Dataset records:
## BEGIN

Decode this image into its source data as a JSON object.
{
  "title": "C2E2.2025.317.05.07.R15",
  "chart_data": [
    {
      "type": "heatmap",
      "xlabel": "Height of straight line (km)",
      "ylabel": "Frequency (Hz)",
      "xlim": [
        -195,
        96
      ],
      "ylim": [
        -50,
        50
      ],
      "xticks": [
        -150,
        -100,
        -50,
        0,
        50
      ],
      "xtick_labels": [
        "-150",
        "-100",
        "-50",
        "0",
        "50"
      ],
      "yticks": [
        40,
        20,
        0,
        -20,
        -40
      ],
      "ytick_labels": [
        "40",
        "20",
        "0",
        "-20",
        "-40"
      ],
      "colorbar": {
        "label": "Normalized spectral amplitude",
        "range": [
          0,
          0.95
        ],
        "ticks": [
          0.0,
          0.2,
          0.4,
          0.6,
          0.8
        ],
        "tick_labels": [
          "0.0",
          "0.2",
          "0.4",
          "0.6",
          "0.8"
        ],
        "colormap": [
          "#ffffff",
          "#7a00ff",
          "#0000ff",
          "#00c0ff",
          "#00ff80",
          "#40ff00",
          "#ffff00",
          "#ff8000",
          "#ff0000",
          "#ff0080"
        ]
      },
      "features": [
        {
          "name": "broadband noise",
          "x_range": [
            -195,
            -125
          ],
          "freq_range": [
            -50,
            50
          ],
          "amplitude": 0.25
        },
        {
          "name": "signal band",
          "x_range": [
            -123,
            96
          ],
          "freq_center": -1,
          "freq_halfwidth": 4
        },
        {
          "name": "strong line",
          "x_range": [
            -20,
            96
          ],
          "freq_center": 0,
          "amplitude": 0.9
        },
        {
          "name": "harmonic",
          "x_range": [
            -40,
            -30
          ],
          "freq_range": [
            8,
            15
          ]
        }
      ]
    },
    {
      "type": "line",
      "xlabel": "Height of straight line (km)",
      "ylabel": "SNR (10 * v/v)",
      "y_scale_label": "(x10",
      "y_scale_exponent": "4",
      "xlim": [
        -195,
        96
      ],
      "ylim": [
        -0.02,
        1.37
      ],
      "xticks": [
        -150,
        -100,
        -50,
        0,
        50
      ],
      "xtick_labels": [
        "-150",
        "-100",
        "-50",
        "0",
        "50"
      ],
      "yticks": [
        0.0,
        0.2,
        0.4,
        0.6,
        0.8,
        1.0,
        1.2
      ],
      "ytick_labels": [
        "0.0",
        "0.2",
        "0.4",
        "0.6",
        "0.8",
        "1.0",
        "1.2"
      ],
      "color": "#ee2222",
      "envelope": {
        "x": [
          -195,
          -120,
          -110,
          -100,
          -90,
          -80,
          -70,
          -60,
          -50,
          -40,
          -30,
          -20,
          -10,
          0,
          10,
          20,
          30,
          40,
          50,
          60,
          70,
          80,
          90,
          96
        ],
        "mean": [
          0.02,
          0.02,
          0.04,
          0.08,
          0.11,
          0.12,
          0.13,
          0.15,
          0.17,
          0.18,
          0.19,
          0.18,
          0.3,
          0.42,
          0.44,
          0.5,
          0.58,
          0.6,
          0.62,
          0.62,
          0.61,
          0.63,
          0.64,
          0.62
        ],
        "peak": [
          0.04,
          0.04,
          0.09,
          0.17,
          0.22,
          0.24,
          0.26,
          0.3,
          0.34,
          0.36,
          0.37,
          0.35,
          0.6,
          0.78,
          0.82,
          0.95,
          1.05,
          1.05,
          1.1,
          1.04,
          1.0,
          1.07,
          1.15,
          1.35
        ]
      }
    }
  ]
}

## END

Every record shown above should be written out again exactly.

__Result of this exercise__
Decode this image into its source data as a JSON object.
{
  "title": "C2E2.2025.317.05.07.R15",
  "chart_data": [
    {
      "type": "heatmap",
      "xlabel": "Height of straight line (km)",
      "ylabel": "Frequency (Hz)",
      "xlim": [
        -195,
        96
      ],
      "ylim": [
        -50,
        50
      ],
      "xticks": [
        -150,
        -100,
        -50,
        0,
        50
      ],
      "xtick_labels": [
        "-150",
        "-100",
        "-50",
        "0",
        "50"
      ],
      "yticks": [
        40,
        20,
        0,
        -20,
        -40
      ],
      "ytick_labels": [
        "40",
        "20",
        "0",
        "-20",
        "-40"
      ],
      "colorbar": {
        "label": "Normalized spectral amplitude",
        "range": [
          0,
          0.95
        ],
        "ticks": [
          0.0,
          0.2,
          0.4,
          0.6,
          0.8
        ],
        "tick_labels": [
          "0.0",
          "0.2",
          "0.4",
          "0.6",
          "0.8"
        ],
        "colormap": [
          "#ffffff",
          "#7a00ff",
          "#0000ff",
          "#00c0ff",
          "#00ff80",
          "#40ff00",
          "#ffff00",
          "#ff8000",
          "#ff0000",
          "#ff0080"
        ]
      },
      "features": [
        {
          "name": "broadband noise",
          "x_range": [
            -195,
            -125
          ],
          "freq_range": [
            -50,
            50
          ],
          "amplitude": 0.25
        },
        {
          "name": "signal band",
          "x_range": [
            -123,
            96
          ],
          "freq_center": -1,
          "freq_halfwidth": 4
        },
        {
          "name": "strong line",
          "x_range": [
            -20,
            96
          ],
          "freq_center": 0,
          "amplitude": 0.9
        },
        {
          "name": "harmonic",
          "x_range": [
            -40,
            -30
          ],
          "freq_range": [
            8,
            15
          ]
        }
      ]
    },
    {
      "type": "line",
      "xlabel": "Height of straight line (km)",
      "ylabel": "SNR (10 * v/v)",
      "y_scale_label": "(x10",
      "y_scale_exponent": "4",
      "xlim": [
        -195,
        96
      ],
      "ylim": [
        -0.02,
        1.37
      ],
      "xticks": [
        -150,
        -100,
        -50,
        0,
        50
      ],
      "xtick_labels": [
        "-150",
        "-100",
        "-50",
        "0",
        "50"
      ],
      "yticks": [
        0.0,
        0.2,
        0.4,
        0.6,
        0.8,
        1.0,
        1.2
      ],
      "ytick_labels": [
        "0.0",
        "0.2",
        "0.4",
        "0.6",
        "0.8",
        "1.0",
        "1.2"
      ],
      "color": "#ee2222",
      "envelope": {
        "x": [
          -195,
          -120,
          -110,
          -100,
          -90,
          -80,
          -70,
          -60,
          -50,
          -40,
          -30,
          -20,
          -10,
          0,
          10,
          20,
          30,
          40,
          50,
          60,
          70,
          80,
          90,
          96
        ],
        "mean": [
          0.02,
          0.02,
          0.04,
          0.08,
          0.11,
          0.12,
          0.13,
          0.15,
          0.17,
          0.18,
          0.19,
          0.18,
          0.3,
          0.42,
          0.44,
          0.5,
          0.58,
          0.6,
          0.62,
          0.62,
          0.61,
          0.63,
          0.64,
          0.62
        ],
        "peak": [
          0.04,
          0.04,
          0.09,
          0.17,
          0.22,
          0.24,
          0.26,
          0.3,
          0.34,
          0.36,
          0.37,
          0.35,
          0.6,
          0.78,
          0.82,
          0.95,
          1.05,
          1.05,
          1.1,
          1.04,
          1.0,
          1.07,
          1.15,
          1.35
        ]
      }
    }
  ]
}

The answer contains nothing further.